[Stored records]
** begin **
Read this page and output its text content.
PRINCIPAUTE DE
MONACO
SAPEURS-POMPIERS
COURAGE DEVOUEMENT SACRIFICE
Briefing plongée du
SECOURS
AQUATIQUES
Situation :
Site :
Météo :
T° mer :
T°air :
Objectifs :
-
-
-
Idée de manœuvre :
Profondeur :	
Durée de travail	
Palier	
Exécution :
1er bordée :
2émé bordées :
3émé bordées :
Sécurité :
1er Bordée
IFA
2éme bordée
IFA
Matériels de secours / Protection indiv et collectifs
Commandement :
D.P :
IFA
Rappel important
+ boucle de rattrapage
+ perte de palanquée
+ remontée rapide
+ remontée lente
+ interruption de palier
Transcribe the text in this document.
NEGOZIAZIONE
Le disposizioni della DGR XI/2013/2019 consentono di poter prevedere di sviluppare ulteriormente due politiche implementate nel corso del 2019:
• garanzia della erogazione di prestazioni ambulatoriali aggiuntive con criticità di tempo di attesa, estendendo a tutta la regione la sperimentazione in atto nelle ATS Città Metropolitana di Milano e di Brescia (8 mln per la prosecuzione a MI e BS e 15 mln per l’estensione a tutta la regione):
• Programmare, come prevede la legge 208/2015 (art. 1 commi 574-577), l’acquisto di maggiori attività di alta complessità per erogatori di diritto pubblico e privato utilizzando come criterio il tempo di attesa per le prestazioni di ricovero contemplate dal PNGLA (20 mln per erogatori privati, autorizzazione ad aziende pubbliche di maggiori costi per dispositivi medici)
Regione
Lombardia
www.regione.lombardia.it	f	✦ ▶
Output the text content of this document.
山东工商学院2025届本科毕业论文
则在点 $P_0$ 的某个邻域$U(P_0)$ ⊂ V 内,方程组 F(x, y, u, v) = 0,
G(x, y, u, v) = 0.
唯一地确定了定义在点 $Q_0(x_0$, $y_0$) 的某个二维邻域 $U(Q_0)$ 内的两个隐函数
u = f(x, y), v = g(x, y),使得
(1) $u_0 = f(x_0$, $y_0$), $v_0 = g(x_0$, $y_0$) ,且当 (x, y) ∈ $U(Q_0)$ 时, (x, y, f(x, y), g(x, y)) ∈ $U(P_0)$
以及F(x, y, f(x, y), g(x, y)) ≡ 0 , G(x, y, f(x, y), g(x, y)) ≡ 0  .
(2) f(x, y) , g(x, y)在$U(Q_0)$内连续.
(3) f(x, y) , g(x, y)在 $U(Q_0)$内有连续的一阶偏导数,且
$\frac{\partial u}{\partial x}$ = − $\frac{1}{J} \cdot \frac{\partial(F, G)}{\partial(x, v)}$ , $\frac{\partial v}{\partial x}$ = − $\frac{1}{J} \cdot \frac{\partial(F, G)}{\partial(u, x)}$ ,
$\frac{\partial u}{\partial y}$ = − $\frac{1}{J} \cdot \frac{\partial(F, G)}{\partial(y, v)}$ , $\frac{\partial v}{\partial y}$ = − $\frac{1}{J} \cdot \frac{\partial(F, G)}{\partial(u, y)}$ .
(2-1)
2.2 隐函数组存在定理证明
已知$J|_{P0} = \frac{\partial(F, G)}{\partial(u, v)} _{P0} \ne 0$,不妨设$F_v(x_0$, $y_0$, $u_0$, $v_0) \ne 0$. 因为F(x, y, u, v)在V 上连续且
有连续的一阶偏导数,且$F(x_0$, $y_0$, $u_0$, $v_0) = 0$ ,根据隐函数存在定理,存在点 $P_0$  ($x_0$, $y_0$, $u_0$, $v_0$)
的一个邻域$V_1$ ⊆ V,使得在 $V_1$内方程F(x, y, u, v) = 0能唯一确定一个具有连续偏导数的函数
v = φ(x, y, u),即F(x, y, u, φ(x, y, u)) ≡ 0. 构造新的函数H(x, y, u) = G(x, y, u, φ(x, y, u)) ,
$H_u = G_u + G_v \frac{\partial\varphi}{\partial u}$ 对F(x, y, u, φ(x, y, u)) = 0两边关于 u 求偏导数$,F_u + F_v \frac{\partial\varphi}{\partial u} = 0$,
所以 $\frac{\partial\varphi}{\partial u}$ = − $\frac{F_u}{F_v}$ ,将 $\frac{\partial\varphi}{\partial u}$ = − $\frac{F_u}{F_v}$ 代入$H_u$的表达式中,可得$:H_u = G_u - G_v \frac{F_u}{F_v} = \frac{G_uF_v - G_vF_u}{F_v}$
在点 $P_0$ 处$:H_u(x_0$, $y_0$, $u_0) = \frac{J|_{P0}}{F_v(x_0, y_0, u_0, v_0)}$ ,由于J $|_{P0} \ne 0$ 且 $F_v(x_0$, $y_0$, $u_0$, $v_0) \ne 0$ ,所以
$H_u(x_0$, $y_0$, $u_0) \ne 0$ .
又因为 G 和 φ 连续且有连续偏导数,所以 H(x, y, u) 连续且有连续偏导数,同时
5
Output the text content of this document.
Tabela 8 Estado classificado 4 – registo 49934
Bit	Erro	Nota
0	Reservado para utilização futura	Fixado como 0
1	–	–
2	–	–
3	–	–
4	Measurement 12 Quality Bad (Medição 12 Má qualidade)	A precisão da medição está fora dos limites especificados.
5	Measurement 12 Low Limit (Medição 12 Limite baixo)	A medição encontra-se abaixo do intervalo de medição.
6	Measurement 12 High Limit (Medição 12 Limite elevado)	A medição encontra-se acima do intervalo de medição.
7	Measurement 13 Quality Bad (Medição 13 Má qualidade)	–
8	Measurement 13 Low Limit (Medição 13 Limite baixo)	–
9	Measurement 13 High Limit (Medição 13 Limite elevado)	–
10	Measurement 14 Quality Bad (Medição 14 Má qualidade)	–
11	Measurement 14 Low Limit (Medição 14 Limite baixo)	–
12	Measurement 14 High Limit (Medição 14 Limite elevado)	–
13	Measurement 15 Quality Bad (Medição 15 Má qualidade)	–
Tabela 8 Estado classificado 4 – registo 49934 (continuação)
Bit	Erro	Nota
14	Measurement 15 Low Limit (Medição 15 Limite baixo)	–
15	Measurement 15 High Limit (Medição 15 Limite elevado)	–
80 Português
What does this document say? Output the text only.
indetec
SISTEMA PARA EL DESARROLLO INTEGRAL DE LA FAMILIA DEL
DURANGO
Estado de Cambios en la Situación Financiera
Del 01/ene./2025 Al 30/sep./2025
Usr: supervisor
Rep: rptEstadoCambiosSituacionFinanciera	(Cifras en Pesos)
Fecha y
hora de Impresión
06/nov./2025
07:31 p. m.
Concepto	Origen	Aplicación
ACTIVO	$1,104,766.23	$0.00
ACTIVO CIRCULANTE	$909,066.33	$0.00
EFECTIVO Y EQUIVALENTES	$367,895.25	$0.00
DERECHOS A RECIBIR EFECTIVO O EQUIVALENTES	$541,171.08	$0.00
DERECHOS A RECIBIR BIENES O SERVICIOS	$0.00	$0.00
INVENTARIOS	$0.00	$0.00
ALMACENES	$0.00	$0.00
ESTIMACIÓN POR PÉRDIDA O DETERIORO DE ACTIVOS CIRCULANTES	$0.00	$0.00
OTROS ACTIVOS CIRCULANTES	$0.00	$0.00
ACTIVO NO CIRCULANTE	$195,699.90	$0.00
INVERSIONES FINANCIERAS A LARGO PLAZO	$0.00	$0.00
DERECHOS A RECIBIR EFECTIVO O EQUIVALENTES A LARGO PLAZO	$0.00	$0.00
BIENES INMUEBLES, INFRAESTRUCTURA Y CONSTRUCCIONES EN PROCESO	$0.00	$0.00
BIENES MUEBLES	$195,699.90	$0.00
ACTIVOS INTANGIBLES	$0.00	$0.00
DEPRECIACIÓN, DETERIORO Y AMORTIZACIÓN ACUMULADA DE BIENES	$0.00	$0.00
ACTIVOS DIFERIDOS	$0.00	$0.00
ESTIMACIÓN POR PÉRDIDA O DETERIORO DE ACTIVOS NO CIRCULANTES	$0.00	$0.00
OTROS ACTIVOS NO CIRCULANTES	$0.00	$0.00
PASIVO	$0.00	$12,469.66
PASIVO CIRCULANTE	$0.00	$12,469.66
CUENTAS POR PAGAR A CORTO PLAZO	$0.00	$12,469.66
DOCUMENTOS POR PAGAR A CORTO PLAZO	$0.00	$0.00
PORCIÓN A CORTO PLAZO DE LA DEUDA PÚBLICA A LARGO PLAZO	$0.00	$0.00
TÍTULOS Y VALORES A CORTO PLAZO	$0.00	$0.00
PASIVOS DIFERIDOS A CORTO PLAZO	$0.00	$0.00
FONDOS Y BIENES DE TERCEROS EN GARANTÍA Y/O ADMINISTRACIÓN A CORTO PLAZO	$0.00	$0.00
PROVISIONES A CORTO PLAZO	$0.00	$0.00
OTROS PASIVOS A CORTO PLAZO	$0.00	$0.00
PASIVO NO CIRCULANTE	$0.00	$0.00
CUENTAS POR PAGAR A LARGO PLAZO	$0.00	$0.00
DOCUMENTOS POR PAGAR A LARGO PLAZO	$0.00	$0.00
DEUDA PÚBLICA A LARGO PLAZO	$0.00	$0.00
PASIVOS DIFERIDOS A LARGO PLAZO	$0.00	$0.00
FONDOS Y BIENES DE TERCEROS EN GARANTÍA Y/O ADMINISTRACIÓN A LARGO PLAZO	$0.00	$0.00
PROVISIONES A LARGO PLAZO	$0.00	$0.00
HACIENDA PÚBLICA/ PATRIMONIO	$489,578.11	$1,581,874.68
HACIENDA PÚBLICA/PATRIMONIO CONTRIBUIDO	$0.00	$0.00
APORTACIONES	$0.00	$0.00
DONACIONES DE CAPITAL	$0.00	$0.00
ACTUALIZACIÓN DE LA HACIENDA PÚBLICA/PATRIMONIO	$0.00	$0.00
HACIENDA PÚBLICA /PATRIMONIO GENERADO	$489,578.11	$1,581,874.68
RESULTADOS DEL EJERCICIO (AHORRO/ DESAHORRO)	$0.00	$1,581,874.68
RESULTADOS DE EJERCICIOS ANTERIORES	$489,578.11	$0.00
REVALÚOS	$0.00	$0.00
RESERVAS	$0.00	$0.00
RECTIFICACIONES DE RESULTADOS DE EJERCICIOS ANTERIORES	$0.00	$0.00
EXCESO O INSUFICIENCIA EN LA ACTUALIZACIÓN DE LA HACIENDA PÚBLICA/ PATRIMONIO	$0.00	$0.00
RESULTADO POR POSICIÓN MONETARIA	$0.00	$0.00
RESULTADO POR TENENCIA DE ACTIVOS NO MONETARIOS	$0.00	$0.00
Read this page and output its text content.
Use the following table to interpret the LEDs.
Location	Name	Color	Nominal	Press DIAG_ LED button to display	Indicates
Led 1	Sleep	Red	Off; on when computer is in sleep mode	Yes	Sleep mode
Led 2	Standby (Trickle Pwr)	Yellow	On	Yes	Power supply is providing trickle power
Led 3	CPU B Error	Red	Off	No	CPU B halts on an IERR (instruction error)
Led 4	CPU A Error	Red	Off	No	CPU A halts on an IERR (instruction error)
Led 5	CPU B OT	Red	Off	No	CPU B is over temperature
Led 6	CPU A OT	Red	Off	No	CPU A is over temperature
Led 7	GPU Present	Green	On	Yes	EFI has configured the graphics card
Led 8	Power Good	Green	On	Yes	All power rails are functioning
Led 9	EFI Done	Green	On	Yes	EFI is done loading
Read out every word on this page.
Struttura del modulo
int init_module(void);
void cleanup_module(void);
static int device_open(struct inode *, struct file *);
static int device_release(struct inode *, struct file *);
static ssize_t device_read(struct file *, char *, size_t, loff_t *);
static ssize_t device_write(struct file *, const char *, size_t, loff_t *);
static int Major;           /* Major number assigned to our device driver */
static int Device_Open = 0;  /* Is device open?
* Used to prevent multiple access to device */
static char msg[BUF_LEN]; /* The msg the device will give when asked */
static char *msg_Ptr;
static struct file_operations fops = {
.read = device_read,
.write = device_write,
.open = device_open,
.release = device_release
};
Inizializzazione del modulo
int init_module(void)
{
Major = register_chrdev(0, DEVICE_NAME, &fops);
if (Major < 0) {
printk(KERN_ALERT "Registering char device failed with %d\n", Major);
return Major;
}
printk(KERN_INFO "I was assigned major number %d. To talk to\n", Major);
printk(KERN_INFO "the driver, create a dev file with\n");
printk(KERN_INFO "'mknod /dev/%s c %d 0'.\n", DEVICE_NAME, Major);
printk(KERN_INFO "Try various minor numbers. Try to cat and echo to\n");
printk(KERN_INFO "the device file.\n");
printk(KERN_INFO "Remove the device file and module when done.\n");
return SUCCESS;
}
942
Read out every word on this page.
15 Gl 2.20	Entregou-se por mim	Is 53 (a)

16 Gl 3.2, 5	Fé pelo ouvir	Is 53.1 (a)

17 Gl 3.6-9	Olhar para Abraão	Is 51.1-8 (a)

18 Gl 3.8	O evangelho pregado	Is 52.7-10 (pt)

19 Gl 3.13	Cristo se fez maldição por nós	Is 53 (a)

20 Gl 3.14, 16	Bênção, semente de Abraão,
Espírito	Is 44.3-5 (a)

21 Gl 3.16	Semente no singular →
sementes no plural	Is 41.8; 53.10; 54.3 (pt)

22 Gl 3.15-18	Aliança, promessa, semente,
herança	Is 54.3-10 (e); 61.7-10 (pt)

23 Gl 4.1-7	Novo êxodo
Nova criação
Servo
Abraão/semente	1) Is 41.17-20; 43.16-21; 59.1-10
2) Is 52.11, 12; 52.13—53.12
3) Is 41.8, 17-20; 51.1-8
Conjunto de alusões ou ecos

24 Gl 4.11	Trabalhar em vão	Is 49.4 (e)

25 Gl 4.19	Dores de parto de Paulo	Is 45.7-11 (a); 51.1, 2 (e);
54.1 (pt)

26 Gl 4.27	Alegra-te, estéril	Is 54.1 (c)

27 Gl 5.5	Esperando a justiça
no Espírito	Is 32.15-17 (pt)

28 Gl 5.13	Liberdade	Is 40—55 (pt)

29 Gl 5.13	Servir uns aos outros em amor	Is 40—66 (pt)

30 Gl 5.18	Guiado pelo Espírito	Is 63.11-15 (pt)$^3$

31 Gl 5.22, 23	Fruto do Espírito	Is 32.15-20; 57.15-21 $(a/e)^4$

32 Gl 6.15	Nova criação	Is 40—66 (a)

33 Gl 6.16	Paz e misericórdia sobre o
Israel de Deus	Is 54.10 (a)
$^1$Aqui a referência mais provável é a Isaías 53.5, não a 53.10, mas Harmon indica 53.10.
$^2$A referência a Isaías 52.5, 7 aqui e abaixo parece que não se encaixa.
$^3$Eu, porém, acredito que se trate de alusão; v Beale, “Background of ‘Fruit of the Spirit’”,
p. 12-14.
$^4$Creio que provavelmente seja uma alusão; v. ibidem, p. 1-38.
** end **
[EXERCISE DETAILS] Return all lines of the material above in which the word "CORTO" occurs.

[RESULT BELOW]
CUENTAS POR PAGAR A CORTO PLAZO	$0.00	$12,469.66
DOCUMENTOS POR PAGAR A CORTO PLAZO	$0.00	$0.00
PORCIÓN A CORTO PLAZO DE LA DEUDA PÚBLICA A LARGO PLAZO	$0.00	$0.00
TÍTULOS Y VALORES A CORTO PLAZO	$0.00	$0.00
PASIVOS DIFERIDOS A CORTO PLAZO	$0.00	$0.00
FONDOS Y BIENES DE TERCEROS EN GARANTÍA Y/O ADMINISTRACIÓN A CORTO PLAZO	$0.00	$0.00
PROVISIONES A CORTO PLAZO	$0.00	$0.00
OTROS PASIVOS A CORTO PLAZO	$0.00	$0.00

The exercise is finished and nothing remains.